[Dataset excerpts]
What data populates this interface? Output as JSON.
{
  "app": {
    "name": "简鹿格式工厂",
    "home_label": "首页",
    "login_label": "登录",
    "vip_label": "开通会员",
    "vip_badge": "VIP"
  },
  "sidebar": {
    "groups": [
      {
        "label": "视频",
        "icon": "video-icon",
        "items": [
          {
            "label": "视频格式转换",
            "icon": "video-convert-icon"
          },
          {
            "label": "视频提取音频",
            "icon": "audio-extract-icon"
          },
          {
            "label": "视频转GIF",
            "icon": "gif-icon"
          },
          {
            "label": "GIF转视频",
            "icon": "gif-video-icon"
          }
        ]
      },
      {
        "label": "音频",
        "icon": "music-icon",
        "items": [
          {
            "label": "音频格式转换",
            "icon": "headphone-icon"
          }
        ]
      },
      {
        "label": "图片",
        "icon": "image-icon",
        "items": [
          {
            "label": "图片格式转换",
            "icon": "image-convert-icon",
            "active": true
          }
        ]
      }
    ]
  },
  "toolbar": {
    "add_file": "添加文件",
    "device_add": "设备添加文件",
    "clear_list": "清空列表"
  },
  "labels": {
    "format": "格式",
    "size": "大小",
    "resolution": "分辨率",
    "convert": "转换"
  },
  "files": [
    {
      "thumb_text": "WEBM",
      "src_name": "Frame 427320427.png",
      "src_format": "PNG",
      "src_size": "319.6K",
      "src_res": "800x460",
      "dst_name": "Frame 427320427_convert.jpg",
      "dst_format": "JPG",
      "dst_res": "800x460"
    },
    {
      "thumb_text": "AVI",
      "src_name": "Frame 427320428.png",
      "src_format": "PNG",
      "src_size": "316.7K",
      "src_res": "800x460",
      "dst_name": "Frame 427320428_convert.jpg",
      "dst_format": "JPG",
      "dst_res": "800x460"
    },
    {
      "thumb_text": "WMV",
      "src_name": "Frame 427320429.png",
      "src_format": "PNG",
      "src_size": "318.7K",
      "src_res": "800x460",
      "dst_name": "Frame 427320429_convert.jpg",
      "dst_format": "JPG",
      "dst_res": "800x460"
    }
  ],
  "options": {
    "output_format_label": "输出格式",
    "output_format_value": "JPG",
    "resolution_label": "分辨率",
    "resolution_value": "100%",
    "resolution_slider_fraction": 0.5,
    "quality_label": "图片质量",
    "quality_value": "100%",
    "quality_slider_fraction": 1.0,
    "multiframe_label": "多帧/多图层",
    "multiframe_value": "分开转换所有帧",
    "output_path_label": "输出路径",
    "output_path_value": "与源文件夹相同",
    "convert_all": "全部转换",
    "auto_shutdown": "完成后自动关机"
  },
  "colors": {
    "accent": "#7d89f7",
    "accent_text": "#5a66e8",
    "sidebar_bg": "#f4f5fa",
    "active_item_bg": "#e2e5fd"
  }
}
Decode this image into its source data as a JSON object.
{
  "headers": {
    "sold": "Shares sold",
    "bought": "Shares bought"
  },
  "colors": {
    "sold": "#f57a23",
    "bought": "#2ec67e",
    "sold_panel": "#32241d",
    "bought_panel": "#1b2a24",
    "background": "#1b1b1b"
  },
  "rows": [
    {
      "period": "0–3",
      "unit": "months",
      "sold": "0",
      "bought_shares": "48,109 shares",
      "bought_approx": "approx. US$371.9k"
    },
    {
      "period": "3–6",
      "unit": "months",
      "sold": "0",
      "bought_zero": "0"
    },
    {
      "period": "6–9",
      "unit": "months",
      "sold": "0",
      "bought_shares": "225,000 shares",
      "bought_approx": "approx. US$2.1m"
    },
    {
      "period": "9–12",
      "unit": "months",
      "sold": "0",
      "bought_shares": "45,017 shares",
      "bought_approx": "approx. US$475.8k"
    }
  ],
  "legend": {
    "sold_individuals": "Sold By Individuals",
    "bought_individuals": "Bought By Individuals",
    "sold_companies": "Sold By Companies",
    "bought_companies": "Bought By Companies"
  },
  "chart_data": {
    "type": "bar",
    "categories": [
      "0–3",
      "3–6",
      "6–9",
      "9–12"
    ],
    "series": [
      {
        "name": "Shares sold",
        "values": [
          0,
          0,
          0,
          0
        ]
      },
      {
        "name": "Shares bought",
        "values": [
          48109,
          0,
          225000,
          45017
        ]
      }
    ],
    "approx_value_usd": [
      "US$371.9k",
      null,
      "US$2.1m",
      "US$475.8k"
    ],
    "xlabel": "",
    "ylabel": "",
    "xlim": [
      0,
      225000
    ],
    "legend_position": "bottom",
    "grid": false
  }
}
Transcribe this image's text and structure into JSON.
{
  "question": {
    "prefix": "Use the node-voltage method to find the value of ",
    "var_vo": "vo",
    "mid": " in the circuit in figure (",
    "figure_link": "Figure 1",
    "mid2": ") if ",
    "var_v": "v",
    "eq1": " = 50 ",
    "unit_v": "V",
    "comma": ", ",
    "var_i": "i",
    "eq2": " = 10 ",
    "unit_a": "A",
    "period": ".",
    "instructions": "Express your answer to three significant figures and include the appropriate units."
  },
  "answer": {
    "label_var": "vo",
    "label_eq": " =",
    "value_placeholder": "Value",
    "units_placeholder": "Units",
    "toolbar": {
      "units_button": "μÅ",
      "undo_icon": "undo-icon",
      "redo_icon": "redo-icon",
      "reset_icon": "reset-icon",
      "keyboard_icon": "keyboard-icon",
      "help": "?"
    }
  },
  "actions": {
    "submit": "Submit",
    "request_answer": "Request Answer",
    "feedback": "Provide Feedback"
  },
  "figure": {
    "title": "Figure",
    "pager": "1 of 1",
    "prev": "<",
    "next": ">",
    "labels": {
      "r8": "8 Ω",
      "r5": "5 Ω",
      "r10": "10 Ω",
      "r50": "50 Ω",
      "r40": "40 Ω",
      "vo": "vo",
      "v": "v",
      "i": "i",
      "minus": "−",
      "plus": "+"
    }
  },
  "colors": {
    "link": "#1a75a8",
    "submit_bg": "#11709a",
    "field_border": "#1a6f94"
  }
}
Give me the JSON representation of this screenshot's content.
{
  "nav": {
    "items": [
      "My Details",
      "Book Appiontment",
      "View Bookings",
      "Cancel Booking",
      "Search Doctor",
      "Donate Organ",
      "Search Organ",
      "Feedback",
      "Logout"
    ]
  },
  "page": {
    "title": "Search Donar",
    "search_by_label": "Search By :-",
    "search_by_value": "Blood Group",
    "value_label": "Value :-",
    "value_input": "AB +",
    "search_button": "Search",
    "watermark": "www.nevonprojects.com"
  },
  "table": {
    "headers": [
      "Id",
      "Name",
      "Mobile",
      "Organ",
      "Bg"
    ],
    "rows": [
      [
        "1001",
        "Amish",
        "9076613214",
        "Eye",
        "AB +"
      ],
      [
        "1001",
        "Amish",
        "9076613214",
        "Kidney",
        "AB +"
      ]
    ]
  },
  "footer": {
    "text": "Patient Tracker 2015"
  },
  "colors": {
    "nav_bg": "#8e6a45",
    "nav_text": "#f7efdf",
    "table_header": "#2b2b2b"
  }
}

The request
Report the number of lines in the listing above that include the word "video", and nothing else.

Full response
3